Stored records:
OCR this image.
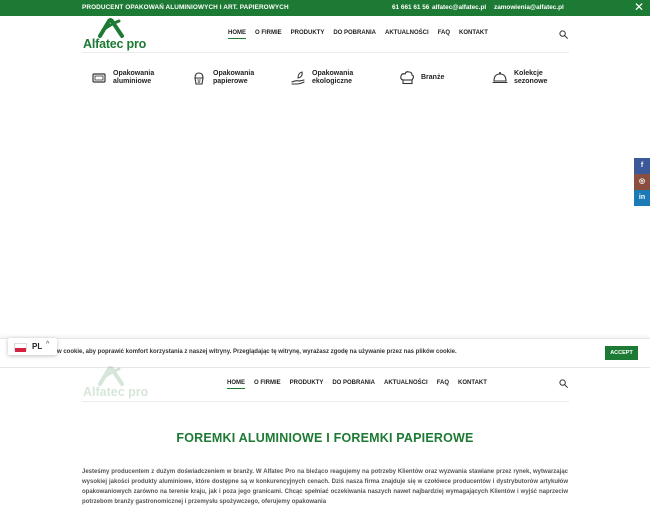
PRODUCENT OPAKOWAŃ ALUMINIOWYCH I ART. PAPIEROWYCH	61 661 61 56 alfatec@alfatec.pl zamowienia@alfatec.pl	✕
Alfatec pro
HOME O FIRMIE PRODUKTY DO POBRANIA AKTUALNOŚCI FAQ KONTAKT
Opakowania
aluminiowe
Opakowania
papierowe
Opakowania
ekologiczne
Branże
Kolekcje
sezonowe
f
◎
in
w cookie, aby poprawić komfort korzystania z naszej witryny. Przeglądając tę witrynę, wyrażasz zgodę na używanie przez nas plików cookie.	ACCEPT
PL ^
Alfatec pro
HOME O FIRMIE PRODUKTY DO POBRANIA AKTUALNOŚCI FAQ KONTAKT
FOREMKI ALUMINIOWE I FOREMKI PAPIEROWE

Jesteśmy producentem z dużym doświadczeniem w branży. W Alfatec Pro na bieżąco reagujemy na potrzeby Klientów oraz wyzwania stawiane przez rynek, wytwarzając wysokiej jakości produkty aluminiowe, które dostępne są w konkurencyjnych cenach. Dziś nasza firma znajduje się w czołówce producentów i dystrybutorów artykułów opakowaniowych zarówno na terenie kraju, jak i poza jego granicami. Chcąc spełniać oczekiwania naszych nawet najbardziej wymagających Klientów i wyjść naprzeciw potrzebom branży gastronomicznej i przemysłu spożywczego, oferujemy opakowania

• **What this task involves**
Reproduce every entry word for word, but omit the pictures.

• **Correct result**
OCR this image.
PRODUCENT OPAKOWAŃ ALUMINIOWYCH I ART. PAPIEROWYCH	61 661 61 56 alfatec@alfatec.pl zamowienia@alfatec.pl	✕
Alfatec pro
HOME O FIRMIE PRODUKTY DO POBRANIA AKTUALNOŚCI FAQ KONTAKT
Opakowania
aluminiowe
Opakowania
papierowe
Opakowania
ekologiczne
Branże
Kolekcje
sezonowe
f
◎
in
w cookie, aby poprawić komfort korzystania z naszej witryny. Przeglądając tę witrynę, wyrażasz zgodę na używanie przez nas plików cookie.	ACCEPT
PL ^
Alfatec pro
HOME O FIRMIE PRODUKTY DO POBRANIA AKTUALNOŚCI FAQ KONTAKT
FOREMKI ALUMINIOWE I FOREMKI PAPIEROWE

Jesteśmy producentem z dużym doświadczeniem w branży. W Alfatec Pro na bieżąco reagujemy na potrzeby Klientów oraz wyzwania stawiane przez rynek, wytwarzając wysokiej jakości produkty aluminiowe, które dostępne są w konkurencyjnych cenach. Dziś nasza firma znajduje się w czołówce producentów i dystrybutorów artykułów opakowaniowych zarówno na terenie kraju, jak i poza jego granicami. Chcąc spełniać oczekiwania naszych nawet najbardziej wymagających Klientów i wyjść naprzeciw potrzebom branży gastronomicznej i przemysłu spożywczego, oferujemy opakowania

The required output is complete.